▶ **Problem statement**
Say how many lines hold the string "wanted"; please write nothing but the number.

Dataset records:
## begin

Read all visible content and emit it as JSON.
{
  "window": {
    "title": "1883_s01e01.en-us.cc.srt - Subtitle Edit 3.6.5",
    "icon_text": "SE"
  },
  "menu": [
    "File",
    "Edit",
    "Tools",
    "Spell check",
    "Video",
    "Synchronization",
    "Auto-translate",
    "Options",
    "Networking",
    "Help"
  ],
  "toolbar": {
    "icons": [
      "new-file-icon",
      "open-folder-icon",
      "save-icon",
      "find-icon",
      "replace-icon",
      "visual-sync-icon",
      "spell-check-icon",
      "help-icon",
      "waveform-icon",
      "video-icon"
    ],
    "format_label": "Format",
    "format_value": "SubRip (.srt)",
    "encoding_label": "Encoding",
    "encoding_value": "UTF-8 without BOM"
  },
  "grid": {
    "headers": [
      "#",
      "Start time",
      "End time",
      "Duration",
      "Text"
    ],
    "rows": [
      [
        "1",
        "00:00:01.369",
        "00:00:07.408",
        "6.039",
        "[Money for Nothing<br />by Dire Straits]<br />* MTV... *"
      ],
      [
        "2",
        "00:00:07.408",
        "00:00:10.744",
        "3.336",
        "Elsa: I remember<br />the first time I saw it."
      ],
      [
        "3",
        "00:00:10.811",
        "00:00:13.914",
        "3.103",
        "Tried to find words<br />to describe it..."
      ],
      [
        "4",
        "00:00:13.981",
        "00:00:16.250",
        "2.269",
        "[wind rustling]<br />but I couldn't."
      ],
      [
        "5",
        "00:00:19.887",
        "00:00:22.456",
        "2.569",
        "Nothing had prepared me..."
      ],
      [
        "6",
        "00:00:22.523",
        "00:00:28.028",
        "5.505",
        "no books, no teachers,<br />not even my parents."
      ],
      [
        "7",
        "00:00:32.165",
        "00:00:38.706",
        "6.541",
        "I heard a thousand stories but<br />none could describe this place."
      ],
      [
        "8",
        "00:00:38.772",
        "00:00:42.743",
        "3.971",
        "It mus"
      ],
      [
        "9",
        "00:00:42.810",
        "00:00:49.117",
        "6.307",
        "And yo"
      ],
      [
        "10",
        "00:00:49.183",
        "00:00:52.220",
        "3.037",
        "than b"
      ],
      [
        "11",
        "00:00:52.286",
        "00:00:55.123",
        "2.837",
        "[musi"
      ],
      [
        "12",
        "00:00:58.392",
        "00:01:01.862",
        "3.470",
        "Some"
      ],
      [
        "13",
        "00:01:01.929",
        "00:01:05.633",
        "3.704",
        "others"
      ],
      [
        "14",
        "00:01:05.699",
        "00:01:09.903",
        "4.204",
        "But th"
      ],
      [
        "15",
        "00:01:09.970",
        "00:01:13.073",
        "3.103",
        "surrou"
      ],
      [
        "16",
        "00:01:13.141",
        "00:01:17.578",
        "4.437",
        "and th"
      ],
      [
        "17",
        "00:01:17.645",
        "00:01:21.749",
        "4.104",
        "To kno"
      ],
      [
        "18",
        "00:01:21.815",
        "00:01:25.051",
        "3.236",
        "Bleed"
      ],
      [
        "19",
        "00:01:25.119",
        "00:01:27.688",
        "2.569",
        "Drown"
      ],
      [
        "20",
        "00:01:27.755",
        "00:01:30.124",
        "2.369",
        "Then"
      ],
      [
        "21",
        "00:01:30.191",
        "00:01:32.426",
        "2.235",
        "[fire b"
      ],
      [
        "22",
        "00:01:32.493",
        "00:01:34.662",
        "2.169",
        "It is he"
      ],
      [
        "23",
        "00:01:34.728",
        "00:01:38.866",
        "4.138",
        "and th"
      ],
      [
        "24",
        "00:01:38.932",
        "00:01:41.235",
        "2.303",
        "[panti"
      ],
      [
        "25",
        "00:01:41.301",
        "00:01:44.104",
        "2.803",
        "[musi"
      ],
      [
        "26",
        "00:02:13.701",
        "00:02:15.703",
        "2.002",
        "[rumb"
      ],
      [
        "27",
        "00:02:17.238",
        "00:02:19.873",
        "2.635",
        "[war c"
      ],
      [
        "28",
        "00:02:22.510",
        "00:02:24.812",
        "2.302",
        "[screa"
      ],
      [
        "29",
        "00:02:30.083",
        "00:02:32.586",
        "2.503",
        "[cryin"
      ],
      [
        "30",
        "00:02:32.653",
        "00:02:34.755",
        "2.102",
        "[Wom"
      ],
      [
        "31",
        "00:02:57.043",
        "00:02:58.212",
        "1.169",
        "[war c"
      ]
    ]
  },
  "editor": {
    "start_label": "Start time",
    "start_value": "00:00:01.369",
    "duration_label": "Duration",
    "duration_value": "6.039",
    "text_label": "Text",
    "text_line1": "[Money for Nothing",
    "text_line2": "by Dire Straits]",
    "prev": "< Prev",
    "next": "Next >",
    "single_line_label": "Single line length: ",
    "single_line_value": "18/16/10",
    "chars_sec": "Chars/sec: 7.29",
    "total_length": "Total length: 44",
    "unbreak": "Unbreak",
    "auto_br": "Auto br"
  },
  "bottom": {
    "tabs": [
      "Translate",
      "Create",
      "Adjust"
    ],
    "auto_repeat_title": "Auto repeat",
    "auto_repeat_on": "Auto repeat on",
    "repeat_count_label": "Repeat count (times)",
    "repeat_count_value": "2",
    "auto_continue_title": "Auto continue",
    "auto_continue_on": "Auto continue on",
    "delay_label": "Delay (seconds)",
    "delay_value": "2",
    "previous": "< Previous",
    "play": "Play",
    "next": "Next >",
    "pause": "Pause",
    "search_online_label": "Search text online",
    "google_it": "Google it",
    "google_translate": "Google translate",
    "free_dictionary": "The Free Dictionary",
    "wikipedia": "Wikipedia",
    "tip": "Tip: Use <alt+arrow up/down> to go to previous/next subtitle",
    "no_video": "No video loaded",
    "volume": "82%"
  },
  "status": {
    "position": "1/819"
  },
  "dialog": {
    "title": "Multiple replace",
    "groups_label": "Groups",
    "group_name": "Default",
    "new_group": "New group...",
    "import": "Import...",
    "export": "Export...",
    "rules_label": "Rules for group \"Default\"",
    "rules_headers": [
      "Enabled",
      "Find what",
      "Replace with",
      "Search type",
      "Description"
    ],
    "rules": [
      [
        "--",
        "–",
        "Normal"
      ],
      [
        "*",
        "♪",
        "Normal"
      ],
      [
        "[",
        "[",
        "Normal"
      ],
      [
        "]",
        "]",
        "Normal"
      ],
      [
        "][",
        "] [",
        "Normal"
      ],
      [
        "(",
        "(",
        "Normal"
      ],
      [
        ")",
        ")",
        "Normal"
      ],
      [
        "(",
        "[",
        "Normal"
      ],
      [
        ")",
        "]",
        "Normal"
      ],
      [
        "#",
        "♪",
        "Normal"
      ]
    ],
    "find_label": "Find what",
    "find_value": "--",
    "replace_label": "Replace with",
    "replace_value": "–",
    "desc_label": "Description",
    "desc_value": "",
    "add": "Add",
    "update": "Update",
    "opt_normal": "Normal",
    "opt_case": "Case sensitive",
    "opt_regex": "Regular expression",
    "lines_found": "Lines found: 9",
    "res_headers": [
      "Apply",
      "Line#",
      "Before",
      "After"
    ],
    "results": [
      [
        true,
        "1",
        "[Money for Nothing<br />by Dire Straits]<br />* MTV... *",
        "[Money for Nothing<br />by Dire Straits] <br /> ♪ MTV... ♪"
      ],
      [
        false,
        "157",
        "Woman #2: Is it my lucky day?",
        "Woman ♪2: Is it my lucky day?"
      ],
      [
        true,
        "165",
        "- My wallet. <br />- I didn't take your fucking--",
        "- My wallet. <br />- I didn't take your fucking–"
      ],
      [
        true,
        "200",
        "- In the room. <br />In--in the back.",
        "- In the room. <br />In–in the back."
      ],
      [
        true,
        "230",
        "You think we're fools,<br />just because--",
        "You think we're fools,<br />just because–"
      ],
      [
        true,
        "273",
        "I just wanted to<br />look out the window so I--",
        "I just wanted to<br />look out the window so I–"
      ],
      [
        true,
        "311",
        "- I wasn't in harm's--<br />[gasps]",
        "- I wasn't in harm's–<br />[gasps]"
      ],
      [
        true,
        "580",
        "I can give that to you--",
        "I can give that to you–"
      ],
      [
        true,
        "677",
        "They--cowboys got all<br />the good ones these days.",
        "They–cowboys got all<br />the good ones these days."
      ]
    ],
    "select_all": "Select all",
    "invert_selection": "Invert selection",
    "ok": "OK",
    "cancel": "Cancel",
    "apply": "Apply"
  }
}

## end

▶ **Response to the task**
2